**Aim**
Extract the text of each entry below exactly, leaving every image behind.

A block of data
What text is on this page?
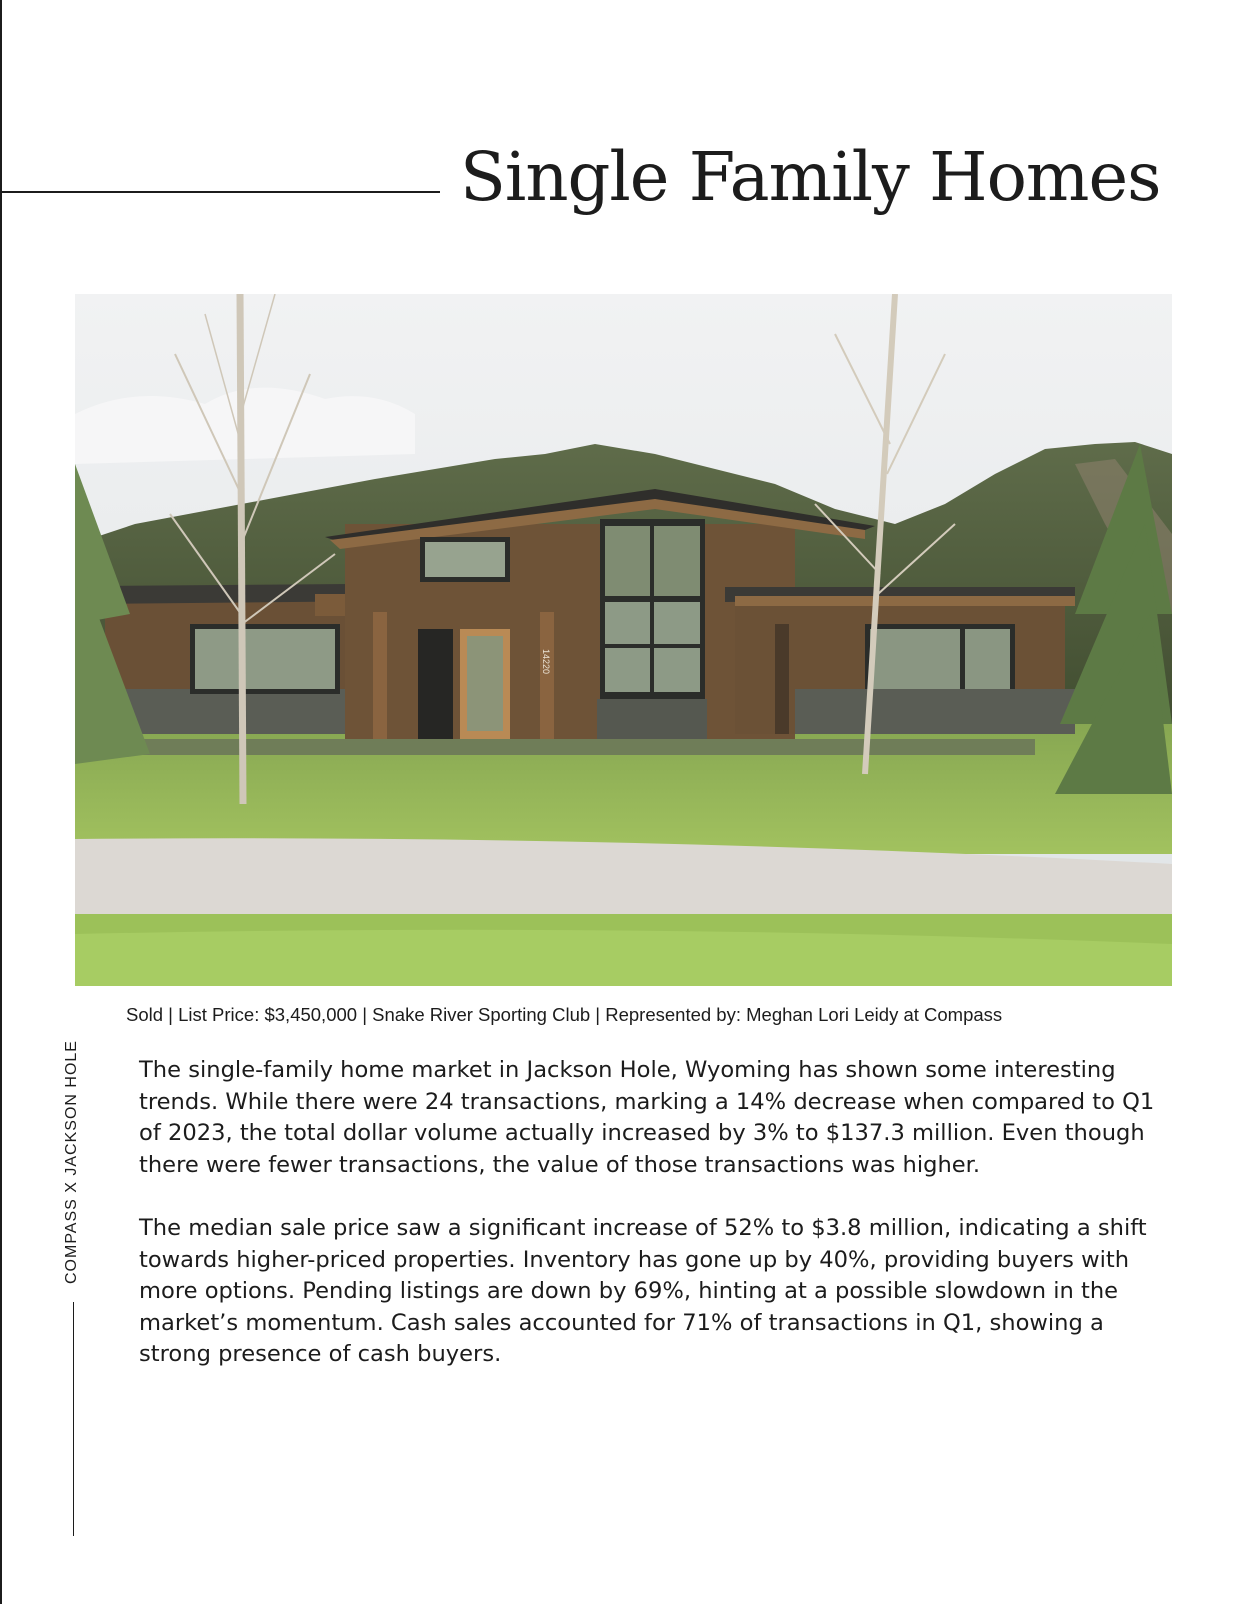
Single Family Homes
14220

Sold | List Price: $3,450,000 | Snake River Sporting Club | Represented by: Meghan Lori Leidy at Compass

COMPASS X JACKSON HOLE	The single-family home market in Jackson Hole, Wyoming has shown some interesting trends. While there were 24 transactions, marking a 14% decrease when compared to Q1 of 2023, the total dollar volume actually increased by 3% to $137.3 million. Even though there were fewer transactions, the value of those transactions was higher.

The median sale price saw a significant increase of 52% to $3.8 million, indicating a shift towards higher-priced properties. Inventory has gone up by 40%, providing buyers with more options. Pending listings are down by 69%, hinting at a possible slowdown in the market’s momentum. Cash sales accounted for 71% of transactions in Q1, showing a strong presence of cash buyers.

**Exercise answer**
What text is on this page?
Single Family Homes
14220

Sold | List Price: $3,450,000 | Snake River Sporting Club | Represented by: Meghan Lori Leidy at Compass

COMPASS X JACKSON HOLE	The single-family home market in Jackson Hole, Wyoming has shown some interesting trends. While there were 24 transactions, marking a 14% decrease when compared to Q1 of 2023, the total dollar volume actually increased by 3% to $137.3 million. Even though there were fewer transactions, the value of those transactions was higher.

The median sale price saw a significant increase of 52% to $3.8 million, indicating a shift towards higher-priced properties. Inventory has gone up by 40%, providing buyers with more options. Pending listings are down by 69%, hinting at a possible slowdown in the market’s momentum. Cash sales accounted for 71% of transactions in Q1, showing a strong presence of cash buyers.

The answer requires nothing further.